:: Records to use

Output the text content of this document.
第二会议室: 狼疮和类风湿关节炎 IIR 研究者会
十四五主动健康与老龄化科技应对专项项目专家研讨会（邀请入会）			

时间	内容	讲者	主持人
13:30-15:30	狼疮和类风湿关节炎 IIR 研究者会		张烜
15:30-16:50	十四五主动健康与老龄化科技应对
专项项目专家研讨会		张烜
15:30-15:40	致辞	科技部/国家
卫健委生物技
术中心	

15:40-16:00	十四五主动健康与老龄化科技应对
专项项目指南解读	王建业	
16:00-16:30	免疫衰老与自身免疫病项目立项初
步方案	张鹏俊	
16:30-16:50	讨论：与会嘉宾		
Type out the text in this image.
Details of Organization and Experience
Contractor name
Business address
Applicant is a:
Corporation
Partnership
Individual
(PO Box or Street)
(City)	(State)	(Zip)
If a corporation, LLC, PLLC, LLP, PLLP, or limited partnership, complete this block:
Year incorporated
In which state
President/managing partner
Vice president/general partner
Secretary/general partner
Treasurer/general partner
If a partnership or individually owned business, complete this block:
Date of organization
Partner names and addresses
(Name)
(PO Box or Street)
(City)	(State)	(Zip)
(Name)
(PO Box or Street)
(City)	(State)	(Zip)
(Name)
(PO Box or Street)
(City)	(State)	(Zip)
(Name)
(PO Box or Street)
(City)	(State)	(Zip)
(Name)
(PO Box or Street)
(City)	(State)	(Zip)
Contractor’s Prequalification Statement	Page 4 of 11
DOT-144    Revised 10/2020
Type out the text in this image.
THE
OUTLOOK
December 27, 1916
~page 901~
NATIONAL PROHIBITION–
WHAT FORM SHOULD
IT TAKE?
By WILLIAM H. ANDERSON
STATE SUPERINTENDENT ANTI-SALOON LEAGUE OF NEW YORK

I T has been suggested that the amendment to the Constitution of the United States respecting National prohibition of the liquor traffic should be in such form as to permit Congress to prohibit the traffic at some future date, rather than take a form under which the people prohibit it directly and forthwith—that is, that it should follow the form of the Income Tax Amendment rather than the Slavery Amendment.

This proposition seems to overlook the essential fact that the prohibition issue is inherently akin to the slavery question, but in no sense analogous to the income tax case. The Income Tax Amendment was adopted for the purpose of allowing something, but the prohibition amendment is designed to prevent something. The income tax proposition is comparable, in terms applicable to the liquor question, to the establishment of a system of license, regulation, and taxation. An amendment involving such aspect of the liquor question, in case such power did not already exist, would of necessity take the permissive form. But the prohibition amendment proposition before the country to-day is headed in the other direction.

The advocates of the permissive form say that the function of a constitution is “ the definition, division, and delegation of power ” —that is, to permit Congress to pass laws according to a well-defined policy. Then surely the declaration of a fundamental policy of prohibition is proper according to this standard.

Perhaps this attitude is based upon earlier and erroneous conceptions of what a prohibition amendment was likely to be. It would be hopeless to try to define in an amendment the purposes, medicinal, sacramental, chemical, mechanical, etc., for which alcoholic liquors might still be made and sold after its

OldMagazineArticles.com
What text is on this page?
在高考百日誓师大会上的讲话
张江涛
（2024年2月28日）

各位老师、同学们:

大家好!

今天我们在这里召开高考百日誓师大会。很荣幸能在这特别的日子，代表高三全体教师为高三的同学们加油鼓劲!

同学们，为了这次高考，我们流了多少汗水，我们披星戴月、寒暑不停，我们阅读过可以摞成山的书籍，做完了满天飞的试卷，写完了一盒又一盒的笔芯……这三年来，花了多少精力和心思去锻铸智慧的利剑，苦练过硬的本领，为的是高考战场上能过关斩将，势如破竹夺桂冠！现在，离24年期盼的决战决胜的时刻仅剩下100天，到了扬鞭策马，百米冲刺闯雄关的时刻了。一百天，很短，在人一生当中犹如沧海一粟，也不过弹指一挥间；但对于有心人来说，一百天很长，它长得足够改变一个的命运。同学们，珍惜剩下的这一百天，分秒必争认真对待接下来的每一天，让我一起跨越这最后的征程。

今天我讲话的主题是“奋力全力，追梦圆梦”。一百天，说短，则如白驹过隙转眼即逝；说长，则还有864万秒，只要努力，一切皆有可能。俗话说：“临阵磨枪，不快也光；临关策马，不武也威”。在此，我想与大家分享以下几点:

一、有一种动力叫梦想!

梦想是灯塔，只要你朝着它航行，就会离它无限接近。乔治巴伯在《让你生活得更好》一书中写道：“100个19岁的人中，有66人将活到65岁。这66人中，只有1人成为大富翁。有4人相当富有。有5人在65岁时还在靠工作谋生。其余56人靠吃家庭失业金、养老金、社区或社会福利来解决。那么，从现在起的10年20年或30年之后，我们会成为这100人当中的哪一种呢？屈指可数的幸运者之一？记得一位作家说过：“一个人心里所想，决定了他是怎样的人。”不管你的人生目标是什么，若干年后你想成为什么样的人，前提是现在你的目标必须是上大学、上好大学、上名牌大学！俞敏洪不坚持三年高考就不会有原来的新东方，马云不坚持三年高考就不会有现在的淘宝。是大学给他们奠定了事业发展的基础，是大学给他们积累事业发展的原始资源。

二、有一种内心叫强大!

::::

Direction :: Using the entries above, please restate each one word for word.

Task solution ::
Output the text content of this document.
第二会议室: 狼疮和类风湿关节炎 IIR 研究者会
十四五主动健康与老龄化科技应对专项项目专家研讨会（邀请入会）			

时间	内容	讲者	主持人
13:30-15:30	狼疮和类风湿关节炎 IIR 研究者会		张烜
15:30-16:50	十四五主动健康与老龄化科技应对
专项项目专家研讨会		张烜
15:30-15:40	致辞	科技部/国家
卫健委生物技
术中心	

15:40-16:00	十四五主动健康与老龄化科技应对
专项项目指南解读	王建业	
16:00-16:30	免疫衰老与自身免疫病项目立项初
步方案	张鹏俊	
16:30-16:50	讨论：与会嘉宾		
Type out the text in this image.
Details of Organization and Experience
Contractor name
Business address
Applicant is a:
Corporation
Partnership
Individual
(PO Box or Street)
(City)	(State)	(Zip)
If a corporation, LLC, PLLC, LLP, PLLP, or limited partnership, complete this block:
Year incorporated
In which state
President/managing partner
Vice president/general partner
Secretary/general partner
Treasurer/general partner
If a partnership or individually owned business, complete this block:
Date of organization
Partner names and addresses
(Name)
(PO Box or Street)
(City)	(State)	(Zip)
(Name)
(PO Box or Street)
(City)	(State)	(Zip)
(Name)
(PO Box or Street)
(City)	(State)	(Zip)
(Name)
(PO Box or Street)
(City)	(State)	(Zip)
(Name)
(PO Box or Street)
(City)	(State)	(Zip)
Contractor’s Prequalification Statement	Page 4 of 11
DOT-144    Revised 10/2020
Type out the text in this image.
THE
OUTLOOK
December 27, 1916
~page 901~
NATIONAL PROHIBITION–
WHAT FORM SHOULD
IT TAKE?
By WILLIAM H. ANDERSON
STATE SUPERINTENDENT ANTI-SALOON LEAGUE OF NEW YORK

I T has been suggested that the amendment to the Constitution of the United States respecting National prohibition of the liquor traffic should be in such form as to permit Congress to prohibit the traffic at some future date, rather than take a form under which the people prohibit it directly and forthwith—that is, that it should follow the form of the Income Tax Amendment rather than the Slavery Amendment.

This proposition seems to overlook the essential fact that the prohibition issue is inherently akin to the slavery question, but in no sense analogous to the income tax case. The Income Tax Amendment was adopted for the purpose of allowing something, but the prohibition amendment is designed to prevent something. The income tax proposition is comparable, in terms applicable to the liquor question, to the establishment of a system of license, regulation, and taxation. An amendment involving such aspect of the liquor question, in case such power did not already exist, would of necessity take the permissive form. But the prohibition amendment proposition before the country to-day is headed in the other direction.

The advocates of the permissive form say that the function of a constitution is “ the definition, division, and delegation of power ” —that is, to permit Congress to pass laws according to a well-defined policy. Then surely the declaration of a fundamental policy of prohibition is proper according to this standard.

Perhaps this attitude is based upon earlier and erroneous conceptions of what a prohibition amendment was likely to be. It would be hopeless to try to define in an amendment the purposes, medicinal, sacramental, chemical, mechanical, etc., for which alcoholic liquors might still be made and sold after its

OldMagazineArticles.com
What text is on this page?
在高考百日誓师大会上的讲话
张江涛
（2024年2月28日）

各位老师、同学们:

大家好!

今天我们在这里召开高考百日誓师大会。很荣幸能在这特别的日子，代表高三全体教师为高三的同学们加油鼓劲!

同学们，为了这次高考，我们流了多少汗水，我们披星戴月、寒暑不停，我们阅读过可以摞成山的书籍，做完了满天飞的试卷，写完了一盒又一盒的笔芯……这三年来，花了多少精力和心思去锻铸智慧的利剑，苦练过硬的本领，为的是高考战场上能过关斩将，势如破竹夺桂冠！现在，离24年期盼的决战决胜的时刻仅剩下100天，到了扬鞭策马，百米冲刺闯雄关的时刻了。一百天，很短，在人一生当中犹如沧海一粟，也不过弹指一挥间；但对于有心人来说，一百天很长，它长得足够改变一个的命运。同学们，珍惜剩下的这一百天，分秒必争认真对待接下来的每一天，让我一起跨越这最后的征程。

今天我讲话的主题是“奋力全力，追梦圆梦”。一百天，说短，则如白驹过隙转眼即逝；说长，则还有864万秒，只要努力，一切皆有可能。俗话说：“临阵磨枪，不快也光；临关策马，不武也威”。在此，我想与大家分享以下几点:

一、有一种动力叫梦想!

梦想是灯塔，只要你朝着它航行，就会离它无限接近。乔治巴伯在《让你生活得更好》一书中写道：“100个19岁的人中，有66人将活到65岁。这66人中，只有1人成为大富翁。有4人相当富有。有5人在65岁时还在靠工作谋生。其余56人靠吃家庭失业金、养老金、社区或社会福利来解决。那么，从现在起的10年20年或30年之后，我们会成为这100人当中的哪一种呢？屈指可数的幸运者之一？记得一位作家说过：“一个人心里所想，决定了他是怎样的人。”不管你的人生目标是什么，若干年后你想成为什么样的人，前提是现在你的目标必须是上大学、上好大学、上名牌大学！俞敏洪不坚持三年高考就不会有原来的新东方，马云不坚持三年高考就不会有现在的淘宝。是大学给他们奠定了事业发展的基础，是大学给他们积累事业发展的原始资源。

二、有一种内心叫强大!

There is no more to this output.